### Page text ###
London Mathematical Society Lecture Note Series, 147. Cambridge etc.: Cambridge University Press. 126 p. £12.50; $ 22.95 (1990).
When von Neumann introduced continuous geometries (1936), he used the adjective “continuous” to emphasize the fact that these “pointless geometries” support dimension functions with a continuum of values (e.g., the intervals [0,1] or \([0,\infty))\). He also used “continuity” to label one of the key lattice-theoretic axioms of these geometries. In current terminology, a continuous lattice is a complete lattice L in which \(x\wedge (\bigvee y_ j)=\bigvee (x\wedge y_ j)\) (upper continuity) and \(x\vee (\bigwedge y_ j)=\bigwedge (x\vee y_ j)\) (lower continuity) for all \(x\in L\) and all linearly ordered subsets \(\{y_ j\}\subseteq L\). (With respect to a suitable order topology on L, upper and lower continuity say that the functions \(y\mapsto x\wedge y\) and \(y\mapsto x\vee y\) are continuous.) Taking account of von Neumann’s coordinatization theorem - which says that apart from a few exceptions, any complemented modular lattice is isomorphic to the lattice of principal right ideals of a regular ring - a regular ring is called (right) continuous provided its lattice of principal right ideals is (upper) continuous.
Utumi (1960) proved that a regular ring is right continuous if and only if every right ideal is essential in a principal right ideal. In 1965, he showed that the direct sum decomposition theory in such a ring also holds for rings in which (a) every right ideal is essential in a direct summand, and (b) any right ideal isomorphic to a direct summand is itself a direct summand; these rings he called “right continuous rings”. This concept was transferred to modules, and generalized to e.g. quasi- continuity and \((quasi\)-)\(\aleph_ 0\)-continuity, by various authors, such as Jeremy (1971), Mohamed and Bouhy (1977), and Kutami (1983). The starting point of the present treatise is the concept of quasi- continuity: a module M is quasi-continuous provided (a) every submodule of M is essential in a direct summand of M, and (b) whenever \(M_ 1\) and \(M_ 2\) are direct summands of M with \(M_ 1\cap M_ 2=0\), then \(M_ 1\oplus M_ 2\) is a direct summand.
###
__Short exercise__:
Answer these questions from the page text:
(a) In what year did von Neumann introduce continuous geometries?
(b) According to Utumi's 1960 result, when is a regular ring right continuous?
(c) What number does the book carry in the London Mathematical Society Lecture Note Series?
The listing comes from a different source than the page text.
### Information provided ###
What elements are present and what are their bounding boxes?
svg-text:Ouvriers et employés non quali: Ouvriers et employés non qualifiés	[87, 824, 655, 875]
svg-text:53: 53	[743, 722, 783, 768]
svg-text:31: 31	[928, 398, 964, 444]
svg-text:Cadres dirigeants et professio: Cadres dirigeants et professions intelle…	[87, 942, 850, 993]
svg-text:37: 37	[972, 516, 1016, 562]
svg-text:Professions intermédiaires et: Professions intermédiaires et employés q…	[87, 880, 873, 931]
###
__Output below__:
(a) 1936.
(b) When every right ideal is essential in a principal right ideal.
(c) 147.